--- Begin ---

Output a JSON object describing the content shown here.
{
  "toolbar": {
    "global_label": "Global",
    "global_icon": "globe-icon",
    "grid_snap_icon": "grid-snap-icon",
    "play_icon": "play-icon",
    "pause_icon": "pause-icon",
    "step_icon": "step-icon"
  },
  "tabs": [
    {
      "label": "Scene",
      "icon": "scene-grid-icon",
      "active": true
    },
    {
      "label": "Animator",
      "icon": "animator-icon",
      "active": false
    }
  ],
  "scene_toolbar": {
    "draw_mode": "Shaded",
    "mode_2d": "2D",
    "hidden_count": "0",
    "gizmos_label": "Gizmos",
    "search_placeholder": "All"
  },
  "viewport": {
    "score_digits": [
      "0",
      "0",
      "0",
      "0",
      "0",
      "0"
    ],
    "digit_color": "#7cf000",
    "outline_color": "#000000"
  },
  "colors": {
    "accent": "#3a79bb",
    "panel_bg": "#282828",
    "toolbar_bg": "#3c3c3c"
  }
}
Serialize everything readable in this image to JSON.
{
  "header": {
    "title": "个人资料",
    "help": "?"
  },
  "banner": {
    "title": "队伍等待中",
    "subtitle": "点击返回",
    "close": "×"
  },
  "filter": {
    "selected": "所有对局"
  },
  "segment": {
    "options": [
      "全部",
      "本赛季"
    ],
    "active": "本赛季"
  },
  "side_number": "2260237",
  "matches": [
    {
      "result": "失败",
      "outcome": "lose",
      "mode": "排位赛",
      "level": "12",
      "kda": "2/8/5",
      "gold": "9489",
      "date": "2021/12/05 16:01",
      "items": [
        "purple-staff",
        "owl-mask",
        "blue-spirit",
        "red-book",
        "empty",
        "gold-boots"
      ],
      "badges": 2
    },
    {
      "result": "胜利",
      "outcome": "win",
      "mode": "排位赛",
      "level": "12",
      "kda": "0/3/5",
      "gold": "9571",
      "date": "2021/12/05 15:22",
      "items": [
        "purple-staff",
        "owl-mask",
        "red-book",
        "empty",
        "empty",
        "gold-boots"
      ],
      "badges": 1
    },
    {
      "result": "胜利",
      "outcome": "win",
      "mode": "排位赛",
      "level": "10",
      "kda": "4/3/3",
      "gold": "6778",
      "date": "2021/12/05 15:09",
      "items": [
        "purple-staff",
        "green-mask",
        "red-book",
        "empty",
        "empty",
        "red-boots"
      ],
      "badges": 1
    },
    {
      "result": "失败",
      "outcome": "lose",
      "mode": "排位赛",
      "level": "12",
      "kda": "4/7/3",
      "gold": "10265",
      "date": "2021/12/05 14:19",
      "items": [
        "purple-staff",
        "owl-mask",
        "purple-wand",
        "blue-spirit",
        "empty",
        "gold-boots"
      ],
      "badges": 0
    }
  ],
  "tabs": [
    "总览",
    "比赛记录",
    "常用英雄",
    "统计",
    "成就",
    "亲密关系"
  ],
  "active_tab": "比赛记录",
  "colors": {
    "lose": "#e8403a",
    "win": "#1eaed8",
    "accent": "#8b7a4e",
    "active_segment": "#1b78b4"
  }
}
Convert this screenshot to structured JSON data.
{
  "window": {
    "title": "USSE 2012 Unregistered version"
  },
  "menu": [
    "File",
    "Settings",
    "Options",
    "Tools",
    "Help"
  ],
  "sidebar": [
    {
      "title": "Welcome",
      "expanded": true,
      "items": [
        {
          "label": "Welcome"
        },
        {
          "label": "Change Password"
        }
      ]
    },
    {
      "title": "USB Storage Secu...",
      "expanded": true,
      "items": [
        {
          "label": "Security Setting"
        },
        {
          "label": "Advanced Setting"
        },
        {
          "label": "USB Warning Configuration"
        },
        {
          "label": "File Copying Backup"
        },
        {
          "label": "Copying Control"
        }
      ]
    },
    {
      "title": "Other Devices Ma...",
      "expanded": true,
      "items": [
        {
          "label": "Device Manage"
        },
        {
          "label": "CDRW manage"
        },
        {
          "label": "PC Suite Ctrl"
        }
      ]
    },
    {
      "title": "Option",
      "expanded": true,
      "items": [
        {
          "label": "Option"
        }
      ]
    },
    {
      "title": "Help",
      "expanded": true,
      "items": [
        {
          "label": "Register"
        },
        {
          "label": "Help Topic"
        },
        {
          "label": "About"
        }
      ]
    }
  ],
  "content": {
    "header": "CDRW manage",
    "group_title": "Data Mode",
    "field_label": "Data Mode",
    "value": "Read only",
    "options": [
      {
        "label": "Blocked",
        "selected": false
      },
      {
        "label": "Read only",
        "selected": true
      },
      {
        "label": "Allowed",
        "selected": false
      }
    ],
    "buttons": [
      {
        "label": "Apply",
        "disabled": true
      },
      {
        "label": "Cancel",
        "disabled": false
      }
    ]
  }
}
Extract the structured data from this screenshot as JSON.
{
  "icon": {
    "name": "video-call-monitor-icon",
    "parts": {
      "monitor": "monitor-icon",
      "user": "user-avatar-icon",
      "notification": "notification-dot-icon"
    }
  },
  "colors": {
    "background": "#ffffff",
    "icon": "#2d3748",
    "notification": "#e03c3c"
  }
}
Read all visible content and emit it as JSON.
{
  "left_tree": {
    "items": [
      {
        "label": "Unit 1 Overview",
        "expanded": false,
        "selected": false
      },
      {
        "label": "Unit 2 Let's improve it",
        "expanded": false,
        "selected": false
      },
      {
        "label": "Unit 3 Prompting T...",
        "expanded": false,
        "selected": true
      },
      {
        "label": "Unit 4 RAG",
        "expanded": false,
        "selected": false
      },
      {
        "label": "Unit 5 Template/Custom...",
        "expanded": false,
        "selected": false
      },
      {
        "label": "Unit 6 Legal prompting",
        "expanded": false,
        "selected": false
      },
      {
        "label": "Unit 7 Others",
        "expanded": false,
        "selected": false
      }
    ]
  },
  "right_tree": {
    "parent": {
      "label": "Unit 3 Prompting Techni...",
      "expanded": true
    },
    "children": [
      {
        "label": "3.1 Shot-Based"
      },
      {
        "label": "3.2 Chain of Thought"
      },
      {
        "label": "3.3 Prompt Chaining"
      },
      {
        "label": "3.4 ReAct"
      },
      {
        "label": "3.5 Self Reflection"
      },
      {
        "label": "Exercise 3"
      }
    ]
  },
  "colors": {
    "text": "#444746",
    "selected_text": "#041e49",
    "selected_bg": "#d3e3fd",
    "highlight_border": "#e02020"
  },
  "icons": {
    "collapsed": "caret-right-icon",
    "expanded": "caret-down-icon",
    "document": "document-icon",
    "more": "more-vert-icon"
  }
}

--- End ---

Report all lines of the material that contain the word "structured".

▶ **Solution to the problem**:
Convert this screenshot to structured JSON data.
Extract the structured data from this screenshot as JSON.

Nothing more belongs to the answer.